Pick out each line in these entries that contains the string "Allumée".

Figure content listings
>> start
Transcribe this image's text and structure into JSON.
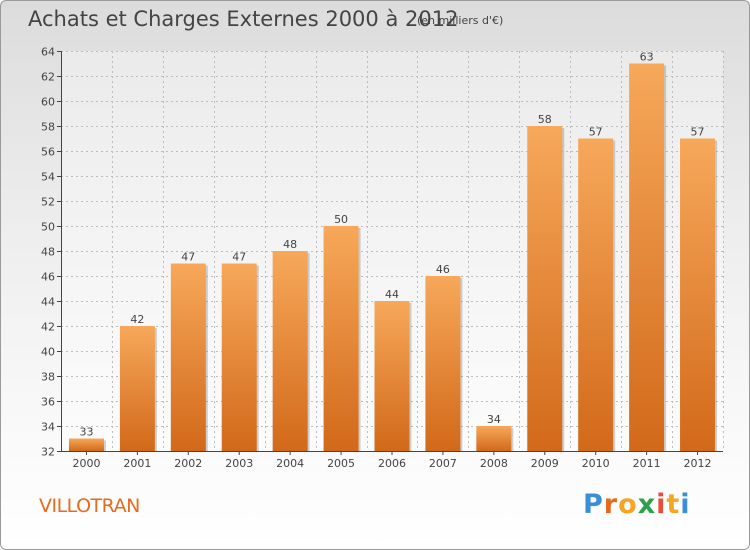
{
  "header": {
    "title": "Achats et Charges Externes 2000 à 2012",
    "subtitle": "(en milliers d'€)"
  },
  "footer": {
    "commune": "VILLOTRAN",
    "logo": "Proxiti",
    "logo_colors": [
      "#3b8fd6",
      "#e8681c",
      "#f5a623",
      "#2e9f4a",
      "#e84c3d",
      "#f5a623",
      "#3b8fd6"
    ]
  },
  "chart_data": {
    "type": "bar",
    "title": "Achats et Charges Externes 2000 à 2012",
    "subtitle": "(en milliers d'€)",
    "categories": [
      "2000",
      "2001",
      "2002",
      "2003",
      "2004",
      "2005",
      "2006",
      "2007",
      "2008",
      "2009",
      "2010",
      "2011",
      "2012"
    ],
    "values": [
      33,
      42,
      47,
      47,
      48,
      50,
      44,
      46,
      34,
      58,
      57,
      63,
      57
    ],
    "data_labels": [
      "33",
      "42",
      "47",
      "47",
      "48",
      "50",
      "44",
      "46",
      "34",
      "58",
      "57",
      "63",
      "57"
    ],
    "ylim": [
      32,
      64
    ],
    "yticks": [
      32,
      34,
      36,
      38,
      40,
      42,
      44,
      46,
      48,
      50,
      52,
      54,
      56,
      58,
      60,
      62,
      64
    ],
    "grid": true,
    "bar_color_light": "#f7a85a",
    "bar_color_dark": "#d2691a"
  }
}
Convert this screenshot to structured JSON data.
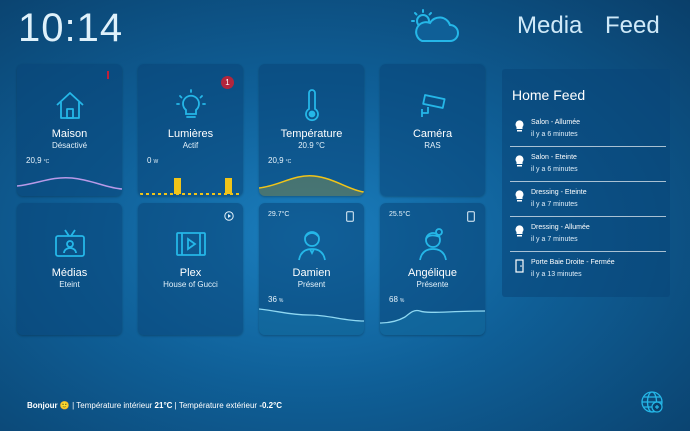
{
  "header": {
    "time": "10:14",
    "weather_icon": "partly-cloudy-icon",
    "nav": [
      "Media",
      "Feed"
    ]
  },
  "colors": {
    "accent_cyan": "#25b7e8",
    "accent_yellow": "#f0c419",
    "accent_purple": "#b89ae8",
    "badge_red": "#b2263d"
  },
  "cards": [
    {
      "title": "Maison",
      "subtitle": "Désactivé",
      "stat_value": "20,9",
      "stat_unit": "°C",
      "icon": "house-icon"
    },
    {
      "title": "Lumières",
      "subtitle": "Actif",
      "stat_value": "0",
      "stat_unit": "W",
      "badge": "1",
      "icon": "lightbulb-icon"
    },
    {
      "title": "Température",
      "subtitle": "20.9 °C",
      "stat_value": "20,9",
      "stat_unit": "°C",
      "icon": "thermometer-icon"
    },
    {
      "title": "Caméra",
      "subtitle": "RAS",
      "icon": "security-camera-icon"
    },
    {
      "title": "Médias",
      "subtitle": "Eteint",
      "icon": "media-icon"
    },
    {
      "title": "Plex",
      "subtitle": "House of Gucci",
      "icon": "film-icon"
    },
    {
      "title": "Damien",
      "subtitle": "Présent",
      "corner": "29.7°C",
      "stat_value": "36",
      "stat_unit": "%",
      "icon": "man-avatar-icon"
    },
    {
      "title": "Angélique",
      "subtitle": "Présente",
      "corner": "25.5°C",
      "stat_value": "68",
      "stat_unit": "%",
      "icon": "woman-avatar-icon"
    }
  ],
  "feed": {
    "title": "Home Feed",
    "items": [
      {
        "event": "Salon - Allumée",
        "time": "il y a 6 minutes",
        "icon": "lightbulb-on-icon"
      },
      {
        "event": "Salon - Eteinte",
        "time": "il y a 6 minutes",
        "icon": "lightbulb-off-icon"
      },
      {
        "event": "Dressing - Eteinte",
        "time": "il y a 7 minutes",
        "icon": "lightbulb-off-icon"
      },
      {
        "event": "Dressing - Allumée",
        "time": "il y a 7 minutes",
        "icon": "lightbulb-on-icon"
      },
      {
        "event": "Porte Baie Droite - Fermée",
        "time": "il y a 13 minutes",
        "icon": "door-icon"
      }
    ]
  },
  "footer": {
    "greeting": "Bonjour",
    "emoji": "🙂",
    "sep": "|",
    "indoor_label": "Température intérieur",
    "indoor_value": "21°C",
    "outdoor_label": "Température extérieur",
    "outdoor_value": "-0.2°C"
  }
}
>> end
Response to the exercise:
        "event": "Salon - Allumée",
        "event": "Dressing - Allumée",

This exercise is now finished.